Work to be completed. Copy the records below exactly, omitting any pictures they contain.

Items.
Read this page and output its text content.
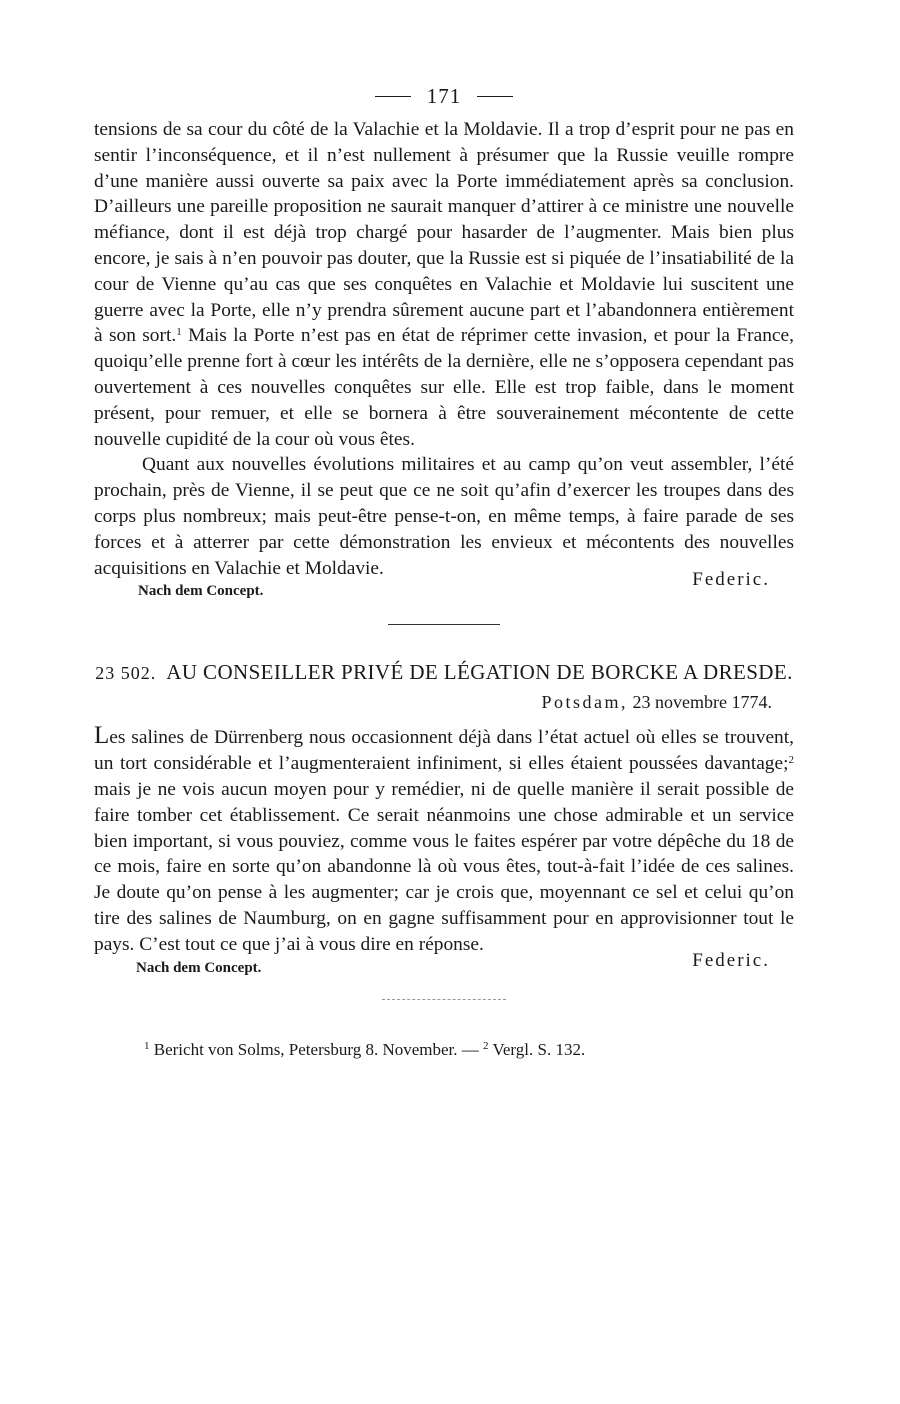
171

tensions de sa cour du côté de la Valachie et la Moldavie. Il a trop d’esprit pour ne pas en sentir l’inconséquence, et il n’est nullement à présumer que la Russie veuille rompre d’une manière aussi ouverte sa paix avec la Porte immédiatement après sa conclusion. D’ailleurs une pareille proposition ne saurait manquer d’attirer à ce ministre une nouvelle méfiance, dont il est déjà trop chargé pour hasarder de l’augmenter. Mais bien plus encore, je sais à n’en pouvoir pas douter, que la Russie est si piquée de l’insatiabilité de la cour de Vienne qu’au cas que ses conquêtes en Valachie et Moldavie lui suscitent une guerre avec la Porte, elle n’y prendra sûrement aucune part et l’abandonnera entièrement à son sort.$^1$ Mais la Porte n’est pas en état de réprimer cette invasion, et pour la France, quoiqu’elle prenne fort à cœur les intérêts de la dernière, elle ne s’opposera cependant pas ouvertement à ces nouvelles conquêtes sur elle. Elle est trop faible, dans le moment présent, pour remuer, et elle se bornera à être souverainement mécontente de cette nouvelle cupidité de la cour où vous êtes.

Quant aux nouvelles évolutions militaires et au camp qu’on veut assembler, l’été prochain, près de Vienne, il se peut que ce ne soit qu’afin d’exercer les troupes dans des corps plus nombreux; mais peut-être pense-t-on, en même temps, à faire parade de ses forces et à atterrer par cette démonstration les envieux et mécontents des nouvelles acquisitions en Valachie et Moldavie.

Federic.
Nach dem Concept.
23 502. AU CONSEILLER PRIVÉ DE LÉGATION DE BORCKE A DRESDE.
Potsdam, 23 novembre 1774.

Les salines de Dürrenberg nous occasionnent déjà dans l’état actuel où elles se trouvent, un tort considérable et l’augmenteraient infiniment, si elles étaient poussées davantage;$^2$ mais je ne vois aucun moyen pour y remédier, ni de quelle manière il serait possible de faire tomber cet établissement. Ce serait néanmoins une chose admirable et un service bien important, si vous pouviez, comme vous le faites espérer par votre dépêche du 18 de ce mois, faire en sorte qu’on abandonne là où vous êtes, tout-à-fait l’idée de ces salines. Je doute qu’on pense à les augmenter; car je crois que, moyennant ce sel et celui qu’on tire des salines de Naumburg, on en gagne suffisamment pour en approvisionner tout le pays. C’est tout ce que j’ai à vous dire en réponse.

Federic.
Nach dem Concept.
$^1$ Bericht von Solms, Petersburg 8. November. — $^2$ Vergl. S. 132.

Response to this exercise.
Read this page and output its text content.
171

tensions de sa cour du côté de la Valachie et la Moldavie. Il a trop d’esprit pour ne pas en sentir l’inconséquence, et il n’est nullement à présumer que la Russie veuille rompre d’une manière aussi ouverte sa paix avec la Porte immédiatement après sa conclusion. D’ailleurs une pareille proposition ne saurait manquer d’attirer à ce ministre une nouvelle méfiance, dont il est déjà trop chargé pour hasarder de l’augmenter. Mais bien plus encore, je sais à n’en pouvoir pas douter, que la Russie est si piquée de l’insatiabilité de la cour de Vienne qu’au cas que ses conquêtes en Valachie et Moldavie lui suscitent une guerre avec la Porte, elle n’y prendra sûrement aucune part et l’abandonnera entièrement à son sort.$^1$ Mais la Porte n’est pas en état de réprimer cette invasion, et pour la France, quoiqu’elle prenne fort à cœur les intérêts de la dernière, elle ne s’opposera cependant pas ouvertement à ces nouvelles conquêtes sur elle. Elle est trop faible, dans le moment présent, pour remuer, et elle se bornera à être souverainement mécontente de cette nouvelle cupidité de la cour où vous êtes.

Quant aux nouvelles évolutions militaires et au camp qu’on veut assembler, l’été prochain, près de Vienne, il se peut que ce ne soit qu’afin d’exercer les troupes dans des corps plus nombreux; mais peut-être pense-t-on, en même temps, à faire parade de ses forces et à atterrer par cette démonstration les envieux et mécontents des nouvelles acquisitions en Valachie et Moldavie.

Federic.
Nach dem Concept.
23 502. AU CONSEILLER PRIVÉ DE LÉGATION DE BORCKE A DRESDE.
Potsdam, 23 novembre 1774.

Les salines de Dürrenberg nous occasionnent déjà dans l’état actuel où elles se trouvent, un tort considérable et l’augmenteraient infiniment, si elles étaient poussées davantage;$^2$ mais je ne vois aucun moyen pour y remédier, ni de quelle manière il serait possible de faire tomber cet établissement. Ce serait néanmoins une chose admirable et un service bien important, si vous pouviez, comme vous le faites espérer par votre dépêche du 18 de ce mois, faire en sorte qu’on abandonne là où vous êtes, tout-à-fait l’idée de ces salines. Je doute qu’on pense à les augmenter; car je crois que, moyennant ce sel et celui qu’on tire des salines de Naumburg, on en gagne suffisamment pour en approvisionner tout le pays. C’est tout ce que j’ai à vous dire en réponse.

Federic.
Nach dem Concept.
$^1$ Bericht von Solms, Petersburg 8. November. — $^2$ Vergl. S. 132.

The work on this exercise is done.